Given text:
^^^^

James Hansen and two fellow-authors have circulated a new paper which they will be submitting for publication, Perceptions of Climate Change: The New Climate Dice. I’m not qualified to comment on its scientific detail beyond reporting it as relatively accessible to the lay person, but there were elements in the discussion with which it concluded that I thought I could dwell on as a member of the general public with whom Hansen is always concerned to communicate.
The paper deals with the increasing frequency of extreme summer heat such as that experienced in the Moscow region in 2010 and Texas in 2011 and reaches the conclusion that we can say with a high degree of confidence that such events were a consequence of global warming. The base period of 1951 to 1980 is chosen against which to compare the changes of the last three decades. The chance of what would have been regarded as “hot” summers during that base period has increased in more recent decades and is now about 80%. Hansen comments that the climate dice are now loaded to the degree that a perceptive person (old enough to remember the climate of 1951 to 1980) should recognise the existence of climate change. I’m old enough. That base period coincides with the first half of my adult life.
Unfortunately my climate memory (or any memory for that matter) has deteriorated with age and I can’t honestly say that I recognise the change. But I can certainly see from the maps and graphs the paper provides that the second half of my adult years has been spent in a global climate significantly changed and continuing to change. It’s a sobering thought, bringing home the magnitude and rapidity of the alteration we have effected.
Hansen’s defence of the choice of 1951-1980 as a base period makes good sense. It is the earliest period with good global coverage of meteorological stations. It is also more representative of the climate to which life on Earth is adapted during the more than ten thousand years of the Holocene than are the more recent decades. The most recent few decades must be warmer than prior Holocene levels, “given the fact that the major ice sheets in both hemispheres are presently losing mass rapidly and global sea level is rising at a rate of more than 3 m/millennium, much greater than at any time in the past several thousand years”. A base period closer to our present time, such as the three decades prior to the present decade, does not enable the public to appreciate the full extent of the climate variability which has been developing since 1980.
Hansen’s Figure 5 shows the marked increase in NH summers that are very hot or extremely hot over the last 60 years.

^^^^

Dataset records:
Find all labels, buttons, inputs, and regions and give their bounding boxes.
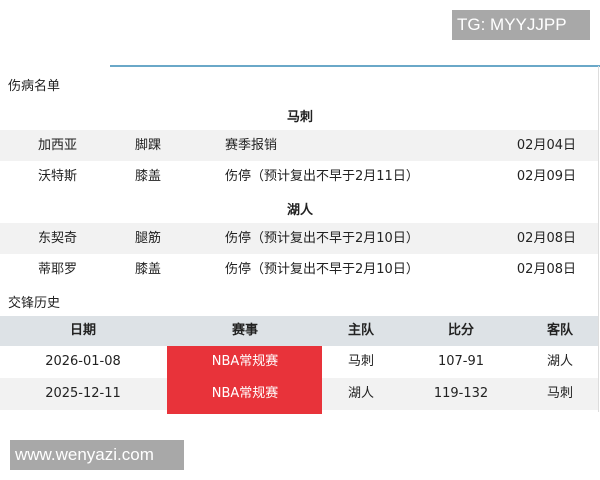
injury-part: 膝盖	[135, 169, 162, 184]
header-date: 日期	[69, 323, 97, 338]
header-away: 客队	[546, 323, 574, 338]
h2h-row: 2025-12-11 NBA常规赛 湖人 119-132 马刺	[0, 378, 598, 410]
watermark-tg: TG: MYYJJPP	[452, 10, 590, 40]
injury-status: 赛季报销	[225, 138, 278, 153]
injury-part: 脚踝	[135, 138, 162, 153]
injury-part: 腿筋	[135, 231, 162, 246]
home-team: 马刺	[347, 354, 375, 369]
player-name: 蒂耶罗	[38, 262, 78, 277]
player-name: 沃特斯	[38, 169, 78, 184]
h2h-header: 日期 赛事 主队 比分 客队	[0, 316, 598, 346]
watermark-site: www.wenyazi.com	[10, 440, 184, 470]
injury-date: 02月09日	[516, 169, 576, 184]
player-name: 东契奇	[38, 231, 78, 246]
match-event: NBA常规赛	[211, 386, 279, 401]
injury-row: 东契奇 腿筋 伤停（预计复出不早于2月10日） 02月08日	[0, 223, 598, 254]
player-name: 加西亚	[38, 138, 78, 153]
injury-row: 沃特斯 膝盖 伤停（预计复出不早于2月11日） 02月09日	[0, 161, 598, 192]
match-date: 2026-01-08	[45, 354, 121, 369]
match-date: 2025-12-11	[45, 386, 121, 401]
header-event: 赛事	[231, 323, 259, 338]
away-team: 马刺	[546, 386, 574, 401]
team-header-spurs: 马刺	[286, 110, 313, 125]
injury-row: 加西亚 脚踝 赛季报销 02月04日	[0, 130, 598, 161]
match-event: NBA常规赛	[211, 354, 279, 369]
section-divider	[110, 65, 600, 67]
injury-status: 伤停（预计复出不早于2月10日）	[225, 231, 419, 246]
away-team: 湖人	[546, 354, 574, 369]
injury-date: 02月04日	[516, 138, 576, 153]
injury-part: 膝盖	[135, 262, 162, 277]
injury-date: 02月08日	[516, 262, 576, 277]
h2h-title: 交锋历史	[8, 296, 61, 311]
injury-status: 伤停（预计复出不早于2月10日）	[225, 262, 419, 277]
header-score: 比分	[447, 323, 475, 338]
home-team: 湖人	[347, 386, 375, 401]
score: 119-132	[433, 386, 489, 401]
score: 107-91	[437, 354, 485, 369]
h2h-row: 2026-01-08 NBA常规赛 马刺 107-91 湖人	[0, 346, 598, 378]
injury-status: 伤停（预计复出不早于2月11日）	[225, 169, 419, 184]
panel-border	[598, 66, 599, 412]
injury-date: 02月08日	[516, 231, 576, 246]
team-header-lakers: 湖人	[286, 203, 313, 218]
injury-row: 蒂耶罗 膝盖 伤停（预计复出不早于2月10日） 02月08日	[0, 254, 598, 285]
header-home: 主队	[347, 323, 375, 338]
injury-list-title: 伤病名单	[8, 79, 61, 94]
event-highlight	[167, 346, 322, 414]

^^^^

Aim 1:
In the climate dice commentary, what is the approximate chance of a "hot" summer in recent decades, measured against the base period?
Aim 2:
From the climate dice commentary, extract the passage that opens with the words containing "Hansen’s defence of" and closes with "developing since 1980.", copying it verbatim.

Final answer 1:
About 80%.

Final answer 2:
Hansen’s defence of the choice of 1951-1980 as a base period makes good sense. It is the earliest period with good global coverage of meteorological stations. It is also more representative of the climate to which life on Earth is adapted during the more than ten thousand years of the Holocene than are the more recent decades. The most recent few decades must be warmer than prior Holocene levels, “given the fact that the major ice sheets in both hemispheres are presently losing mass rapidly and global sea level is rising at a rate of more than 3 m/millennium, much greater than at any time in the past several thousand years”. A base period closer to our present time, such as the three decades prior to the present decade, does not enable the public to appreciate the full extent of the climate variability which has been developing since 1980.